Task details: Extract every line that includes the string "only".

Saved entries:
━━━
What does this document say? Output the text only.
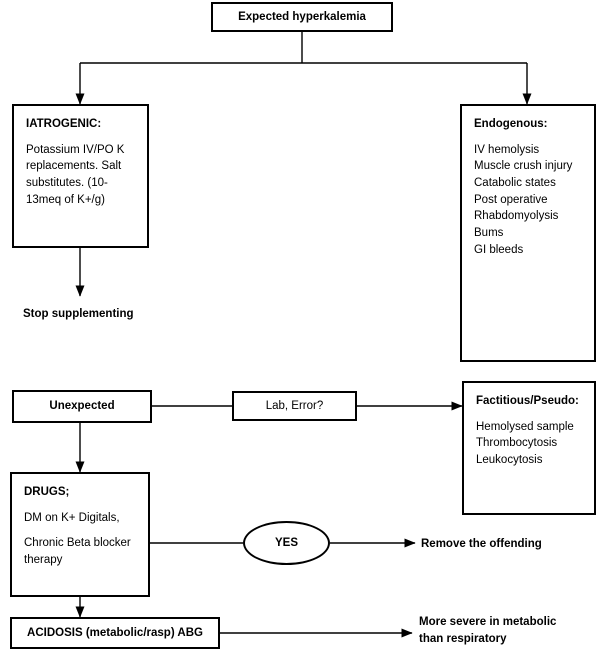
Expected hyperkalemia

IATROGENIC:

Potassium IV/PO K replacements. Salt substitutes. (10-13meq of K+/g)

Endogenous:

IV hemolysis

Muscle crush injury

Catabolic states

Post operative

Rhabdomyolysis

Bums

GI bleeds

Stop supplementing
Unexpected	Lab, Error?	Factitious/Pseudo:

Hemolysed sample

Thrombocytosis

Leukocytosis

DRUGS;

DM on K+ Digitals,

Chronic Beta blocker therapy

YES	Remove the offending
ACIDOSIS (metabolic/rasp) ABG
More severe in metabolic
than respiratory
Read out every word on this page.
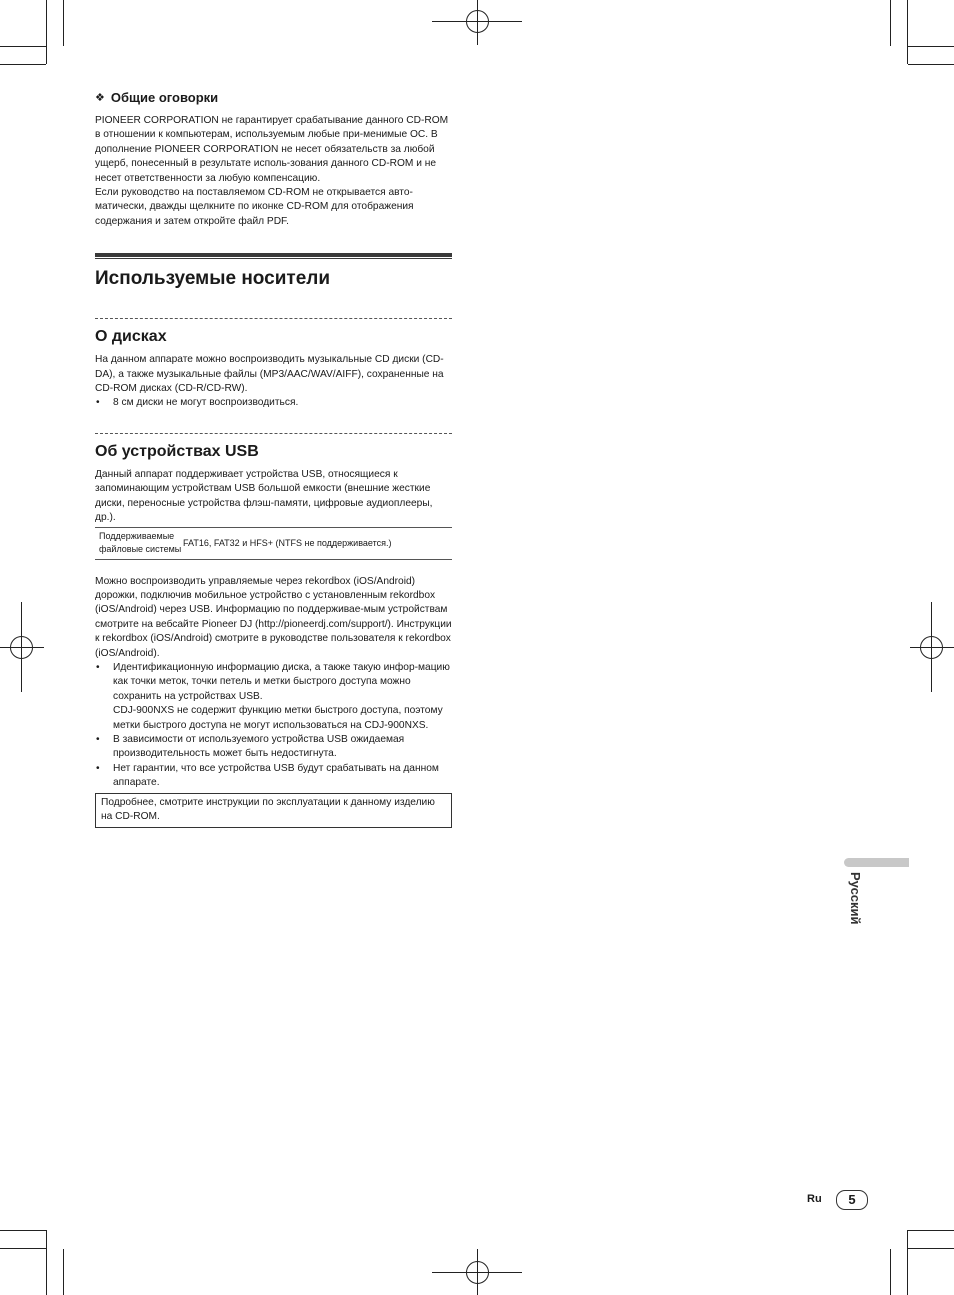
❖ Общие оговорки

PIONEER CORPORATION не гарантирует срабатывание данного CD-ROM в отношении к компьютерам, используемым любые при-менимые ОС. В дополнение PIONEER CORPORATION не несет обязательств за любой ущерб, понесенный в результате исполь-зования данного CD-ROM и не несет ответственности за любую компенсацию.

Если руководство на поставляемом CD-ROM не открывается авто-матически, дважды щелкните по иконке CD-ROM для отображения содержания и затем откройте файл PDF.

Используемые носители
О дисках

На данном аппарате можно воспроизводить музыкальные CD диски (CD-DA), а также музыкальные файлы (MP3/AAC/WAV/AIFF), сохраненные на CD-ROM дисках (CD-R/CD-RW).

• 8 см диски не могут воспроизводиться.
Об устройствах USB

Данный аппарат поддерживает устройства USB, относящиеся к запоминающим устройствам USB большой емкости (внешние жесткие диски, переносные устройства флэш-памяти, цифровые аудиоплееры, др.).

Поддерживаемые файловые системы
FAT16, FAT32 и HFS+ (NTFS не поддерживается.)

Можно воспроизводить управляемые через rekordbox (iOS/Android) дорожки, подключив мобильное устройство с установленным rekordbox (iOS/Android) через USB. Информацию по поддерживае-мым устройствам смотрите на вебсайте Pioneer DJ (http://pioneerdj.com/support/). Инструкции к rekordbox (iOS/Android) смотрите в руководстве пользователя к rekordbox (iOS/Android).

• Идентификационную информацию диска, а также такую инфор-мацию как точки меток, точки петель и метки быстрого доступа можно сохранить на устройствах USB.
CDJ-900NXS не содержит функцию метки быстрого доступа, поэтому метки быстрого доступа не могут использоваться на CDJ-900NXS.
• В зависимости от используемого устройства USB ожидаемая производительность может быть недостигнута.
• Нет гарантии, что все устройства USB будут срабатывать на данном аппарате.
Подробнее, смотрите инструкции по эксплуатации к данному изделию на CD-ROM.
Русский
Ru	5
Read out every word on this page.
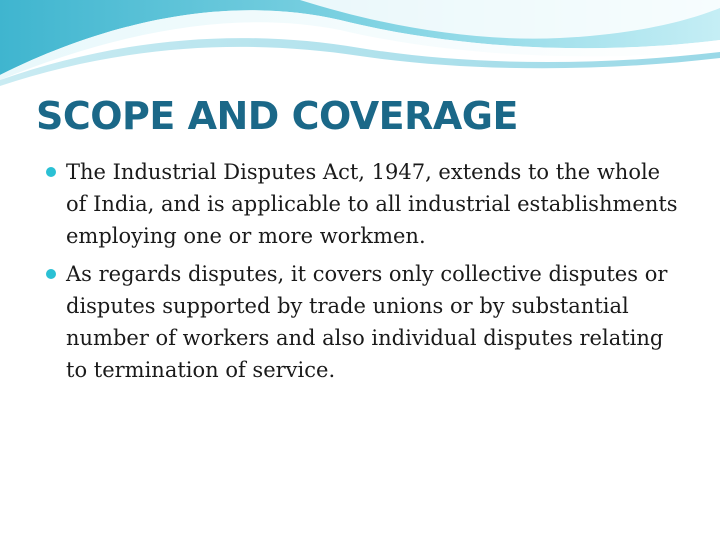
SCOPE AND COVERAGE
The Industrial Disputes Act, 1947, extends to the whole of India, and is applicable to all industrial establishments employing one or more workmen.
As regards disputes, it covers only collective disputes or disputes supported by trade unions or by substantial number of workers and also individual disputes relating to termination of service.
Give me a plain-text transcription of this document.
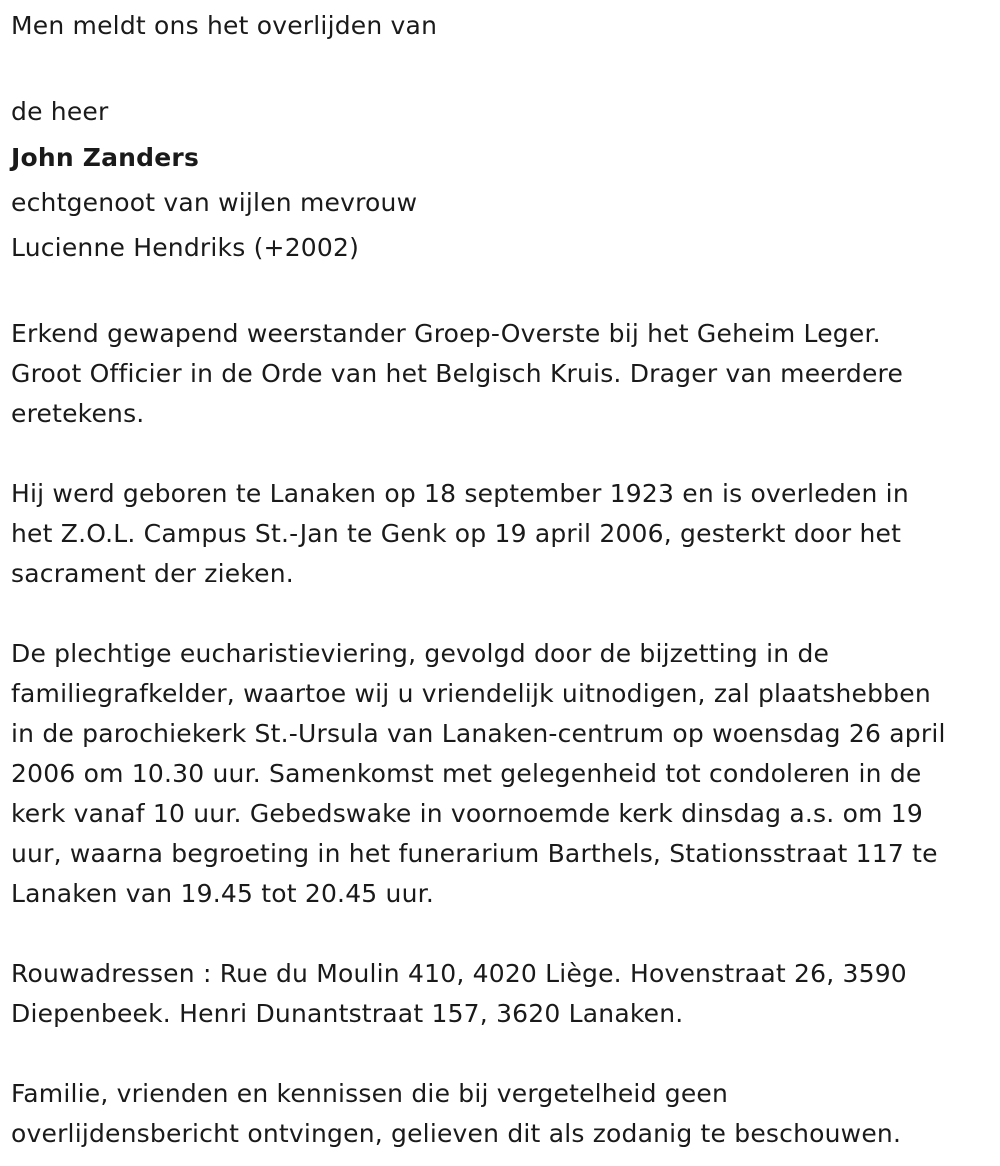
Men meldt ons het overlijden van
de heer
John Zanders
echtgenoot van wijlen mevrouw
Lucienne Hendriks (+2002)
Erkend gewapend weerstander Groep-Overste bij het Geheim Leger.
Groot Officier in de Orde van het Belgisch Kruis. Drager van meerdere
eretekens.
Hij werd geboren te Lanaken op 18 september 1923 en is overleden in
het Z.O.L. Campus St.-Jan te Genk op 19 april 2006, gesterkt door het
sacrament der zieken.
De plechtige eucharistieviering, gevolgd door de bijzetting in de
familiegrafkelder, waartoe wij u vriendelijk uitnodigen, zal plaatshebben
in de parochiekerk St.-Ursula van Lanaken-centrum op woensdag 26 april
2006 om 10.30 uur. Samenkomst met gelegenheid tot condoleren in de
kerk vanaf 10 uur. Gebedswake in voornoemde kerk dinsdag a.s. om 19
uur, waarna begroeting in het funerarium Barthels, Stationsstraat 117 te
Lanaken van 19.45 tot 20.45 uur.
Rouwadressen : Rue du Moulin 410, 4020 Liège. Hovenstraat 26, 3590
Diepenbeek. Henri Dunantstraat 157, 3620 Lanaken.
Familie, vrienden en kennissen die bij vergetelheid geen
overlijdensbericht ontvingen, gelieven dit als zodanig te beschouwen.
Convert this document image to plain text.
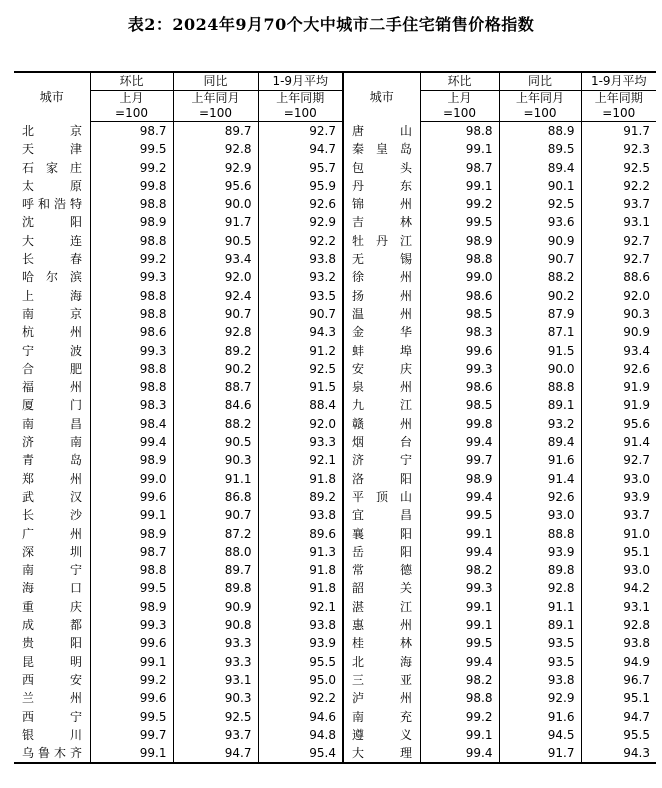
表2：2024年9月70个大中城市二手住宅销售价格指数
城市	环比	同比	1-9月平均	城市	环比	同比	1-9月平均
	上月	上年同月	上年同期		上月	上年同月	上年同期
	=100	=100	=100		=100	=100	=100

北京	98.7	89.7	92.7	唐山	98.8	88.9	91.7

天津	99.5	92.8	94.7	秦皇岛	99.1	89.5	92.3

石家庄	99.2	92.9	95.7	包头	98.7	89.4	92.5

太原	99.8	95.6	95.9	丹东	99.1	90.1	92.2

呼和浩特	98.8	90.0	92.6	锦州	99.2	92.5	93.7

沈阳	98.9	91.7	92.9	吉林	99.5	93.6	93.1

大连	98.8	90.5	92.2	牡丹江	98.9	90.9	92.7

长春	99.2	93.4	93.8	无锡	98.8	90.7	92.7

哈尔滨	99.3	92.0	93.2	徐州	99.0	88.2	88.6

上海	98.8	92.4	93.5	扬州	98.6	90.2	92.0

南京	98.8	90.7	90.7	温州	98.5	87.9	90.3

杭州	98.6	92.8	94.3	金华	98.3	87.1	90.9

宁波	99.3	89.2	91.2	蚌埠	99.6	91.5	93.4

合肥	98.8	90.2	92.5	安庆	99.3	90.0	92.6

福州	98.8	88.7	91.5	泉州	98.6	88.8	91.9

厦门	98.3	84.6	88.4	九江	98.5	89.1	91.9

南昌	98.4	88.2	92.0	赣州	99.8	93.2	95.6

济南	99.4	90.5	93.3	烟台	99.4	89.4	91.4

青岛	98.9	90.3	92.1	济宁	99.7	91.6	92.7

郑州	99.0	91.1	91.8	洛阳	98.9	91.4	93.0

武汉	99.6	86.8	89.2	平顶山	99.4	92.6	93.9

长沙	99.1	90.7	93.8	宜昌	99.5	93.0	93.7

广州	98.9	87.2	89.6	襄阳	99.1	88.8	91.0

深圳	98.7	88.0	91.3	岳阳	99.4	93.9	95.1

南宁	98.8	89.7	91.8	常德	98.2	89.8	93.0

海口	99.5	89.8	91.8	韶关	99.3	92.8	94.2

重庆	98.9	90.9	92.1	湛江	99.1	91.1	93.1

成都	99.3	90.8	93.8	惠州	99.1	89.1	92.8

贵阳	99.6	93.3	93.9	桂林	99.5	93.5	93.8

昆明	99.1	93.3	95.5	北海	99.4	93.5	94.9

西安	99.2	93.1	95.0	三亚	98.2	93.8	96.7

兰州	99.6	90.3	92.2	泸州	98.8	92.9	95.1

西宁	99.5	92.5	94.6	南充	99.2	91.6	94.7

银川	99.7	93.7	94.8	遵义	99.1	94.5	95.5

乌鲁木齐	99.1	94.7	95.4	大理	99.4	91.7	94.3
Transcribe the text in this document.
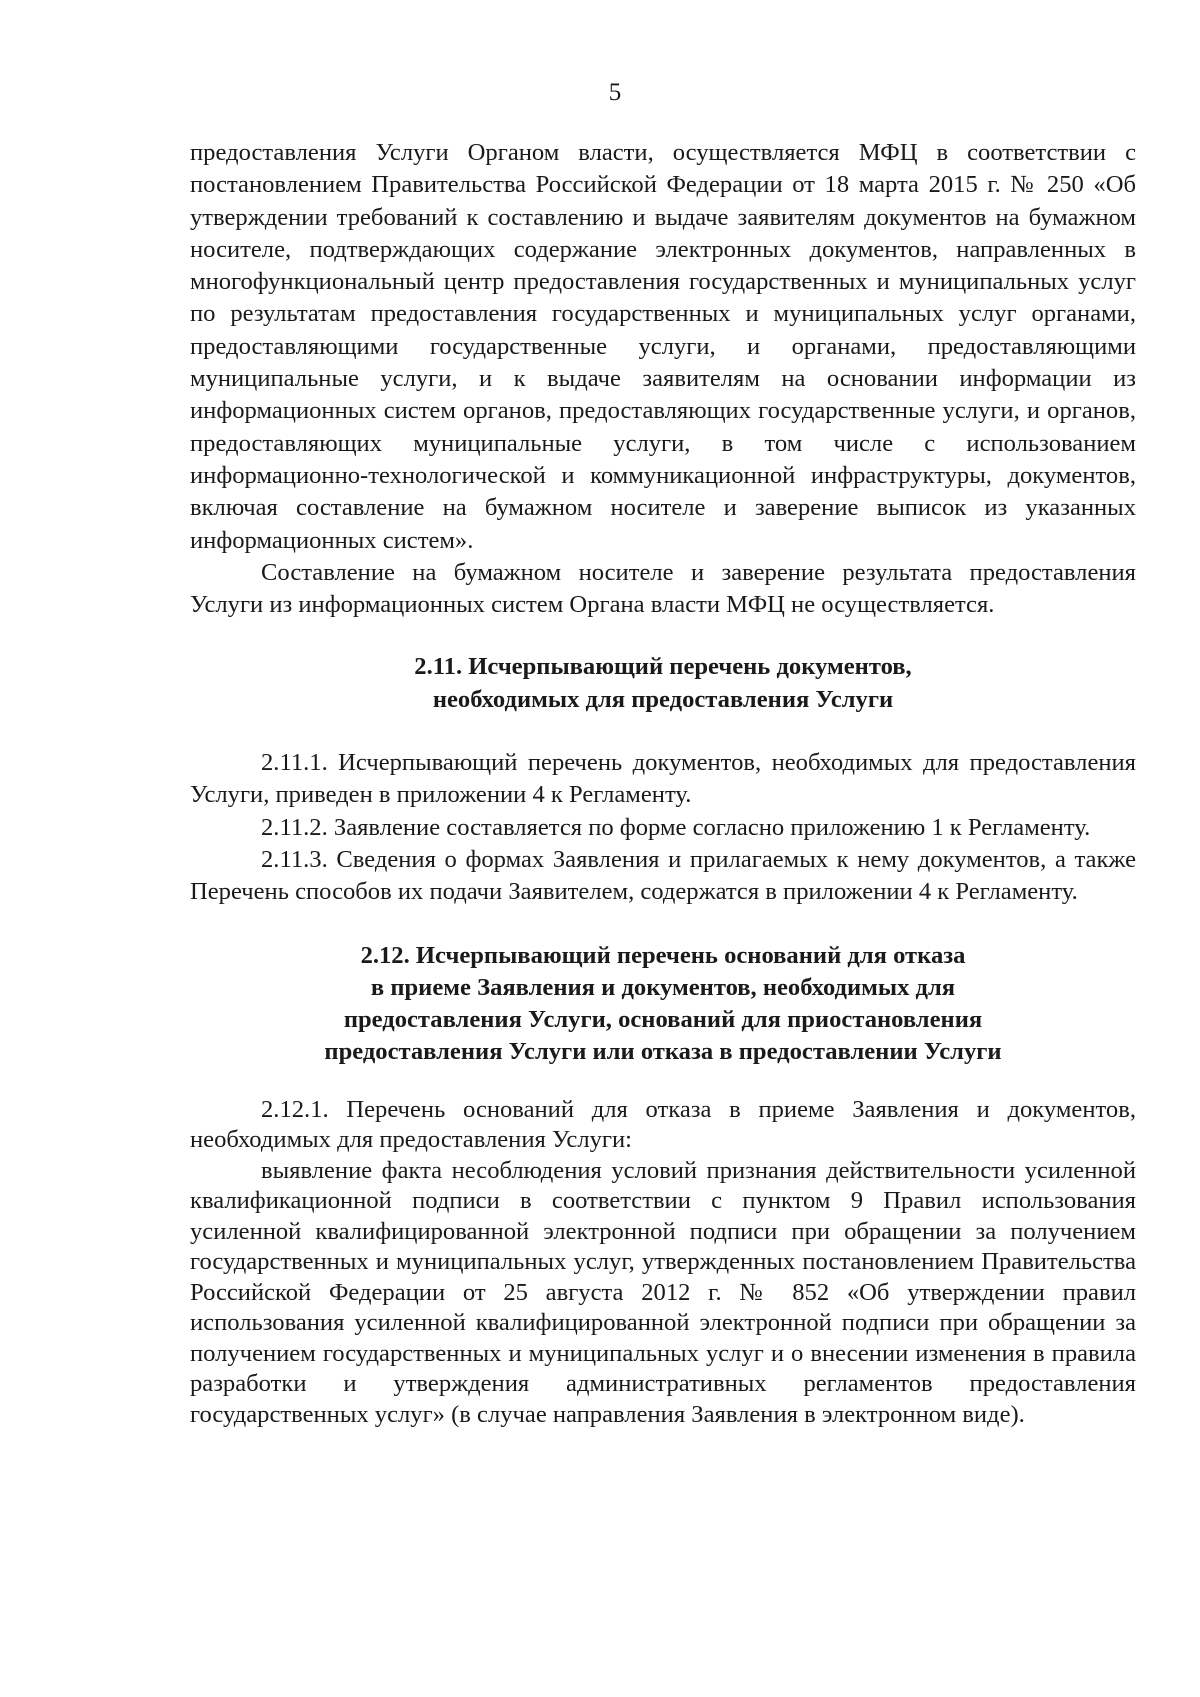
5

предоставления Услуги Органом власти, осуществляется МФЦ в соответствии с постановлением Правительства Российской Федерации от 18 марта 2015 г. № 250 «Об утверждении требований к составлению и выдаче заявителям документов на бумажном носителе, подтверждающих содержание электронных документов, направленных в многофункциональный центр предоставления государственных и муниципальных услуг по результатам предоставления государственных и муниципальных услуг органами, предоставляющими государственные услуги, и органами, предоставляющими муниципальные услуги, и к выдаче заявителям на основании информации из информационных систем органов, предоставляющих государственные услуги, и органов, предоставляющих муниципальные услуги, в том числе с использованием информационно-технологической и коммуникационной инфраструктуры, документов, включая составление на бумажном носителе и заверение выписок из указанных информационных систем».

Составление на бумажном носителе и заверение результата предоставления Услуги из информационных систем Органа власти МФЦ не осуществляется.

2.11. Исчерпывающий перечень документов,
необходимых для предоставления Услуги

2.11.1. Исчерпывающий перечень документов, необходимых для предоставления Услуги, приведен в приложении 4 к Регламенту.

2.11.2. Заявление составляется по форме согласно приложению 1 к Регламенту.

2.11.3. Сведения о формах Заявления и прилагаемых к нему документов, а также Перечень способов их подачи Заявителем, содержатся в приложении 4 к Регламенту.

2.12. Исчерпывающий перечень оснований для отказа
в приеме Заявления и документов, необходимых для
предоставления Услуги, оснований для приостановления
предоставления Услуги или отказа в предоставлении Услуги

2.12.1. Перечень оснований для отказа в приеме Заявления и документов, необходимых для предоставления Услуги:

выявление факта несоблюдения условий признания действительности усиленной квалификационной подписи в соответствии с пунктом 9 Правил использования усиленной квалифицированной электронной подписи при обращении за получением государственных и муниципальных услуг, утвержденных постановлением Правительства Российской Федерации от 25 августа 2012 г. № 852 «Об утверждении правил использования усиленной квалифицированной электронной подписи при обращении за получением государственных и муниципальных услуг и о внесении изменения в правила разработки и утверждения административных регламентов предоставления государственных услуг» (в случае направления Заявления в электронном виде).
━━━
Solution to this problem:
What does this document say? Output the text only.
As regards disputes, it covers only collective disputes or disputes supported by trade unions or by substantial number of workers and also individual disputes relating to termination of service.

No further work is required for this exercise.